■ What is needed: Write the material out again, line by line, exactly as it is.

A block of data:

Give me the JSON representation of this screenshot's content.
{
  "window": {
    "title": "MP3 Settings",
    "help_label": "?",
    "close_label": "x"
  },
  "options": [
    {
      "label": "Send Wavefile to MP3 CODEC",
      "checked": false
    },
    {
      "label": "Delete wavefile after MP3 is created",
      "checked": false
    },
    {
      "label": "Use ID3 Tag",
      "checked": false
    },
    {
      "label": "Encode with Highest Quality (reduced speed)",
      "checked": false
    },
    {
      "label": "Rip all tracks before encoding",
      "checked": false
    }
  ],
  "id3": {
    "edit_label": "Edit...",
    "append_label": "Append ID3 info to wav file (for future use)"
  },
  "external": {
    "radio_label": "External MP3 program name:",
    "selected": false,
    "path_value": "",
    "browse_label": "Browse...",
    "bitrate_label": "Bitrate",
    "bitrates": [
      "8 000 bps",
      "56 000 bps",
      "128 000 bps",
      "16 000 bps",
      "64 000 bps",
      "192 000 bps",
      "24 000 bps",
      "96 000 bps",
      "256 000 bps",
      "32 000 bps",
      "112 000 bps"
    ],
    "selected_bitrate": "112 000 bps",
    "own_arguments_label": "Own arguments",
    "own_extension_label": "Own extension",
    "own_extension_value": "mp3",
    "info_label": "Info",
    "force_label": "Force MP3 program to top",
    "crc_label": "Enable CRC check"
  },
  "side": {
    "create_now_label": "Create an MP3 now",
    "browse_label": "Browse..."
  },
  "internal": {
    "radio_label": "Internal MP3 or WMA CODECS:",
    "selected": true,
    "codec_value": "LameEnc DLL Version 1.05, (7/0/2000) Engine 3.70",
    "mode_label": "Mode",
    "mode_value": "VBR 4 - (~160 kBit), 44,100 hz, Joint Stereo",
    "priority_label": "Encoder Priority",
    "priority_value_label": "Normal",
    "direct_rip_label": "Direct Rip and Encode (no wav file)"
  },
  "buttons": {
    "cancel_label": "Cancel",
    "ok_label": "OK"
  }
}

■ Solution for this exercise:
Give me the JSON representation of this screenshot's content.
{
  "window": {
    "title": "MP3 Settings",
    "help_label": "?",
    "close_label": "x"
  },
  "options": [
    {
      "label": "Send Wavefile to MP3 CODEC",
      "checked": false
    },
    {
      "label": "Delete wavefile after MP3 is created",
      "checked": false
    },
    {
      "label": "Use ID3 Tag",
      "checked": false
    },
    {
      "label": "Encode with Highest Quality (reduced speed)",
      "checked": false
    },
    {
      "label": "Rip all tracks before encoding",
      "checked": false
    }
  ],
  "id3": {
    "edit_label": "Edit...",
    "append_label": "Append ID3 info to wav file (for future use)"
  },
  "external": {
    "radio_label": "External MP3 program name:",
    "selected": false,
    "path_value": "",
    "browse_label": "Browse...",
    "bitrate_label": "Bitrate",
    "bitrates": [
      "8 000 bps",
      "56 000 bps",
      "128 000 bps",
      "16 000 bps",
      "64 000 bps",
      "192 000 bps",
      "24 000 bps",
      "96 000 bps",
      "256 000 bps",
      "32 000 bps",
      "112 000 bps"
    ],
    "selected_bitrate": "112 000 bps",
    "own_arguments_label": "Own arguments",
    "own_extension_label": "Own extension",
    "own_extension_value": "mp3",
    "info_label": "Info",
    "force_label": "Force MP3 program to top",
    "crc_label": "Enable CRC check"
  },
  "side": {
    "create_now_label": "Create an MP3 now",
    "browse_label": "Browse..."
  },
  "internal": {
    "radio_label": "Internal MP3 or WMA CODECS:",
    "selected": true,
    "codec_value": "LameEnc DLL Version 1.05, (7/0/2000) Engine 3.70",
    "mode_label": "Mode",
    "mode_value": "VBR 4 - (~160 kBit), 44,100 hz, Joint Stereo",
    "priority_label": "Encoder Priority",
    "priority_value_label": "Normal",
    "direct_rip_label": "Direct Rip and Encode (no wav file)"
  },
  "buttons": {
    "cancel_label": "Cancel",
    "ok_label": "OK"
  }
}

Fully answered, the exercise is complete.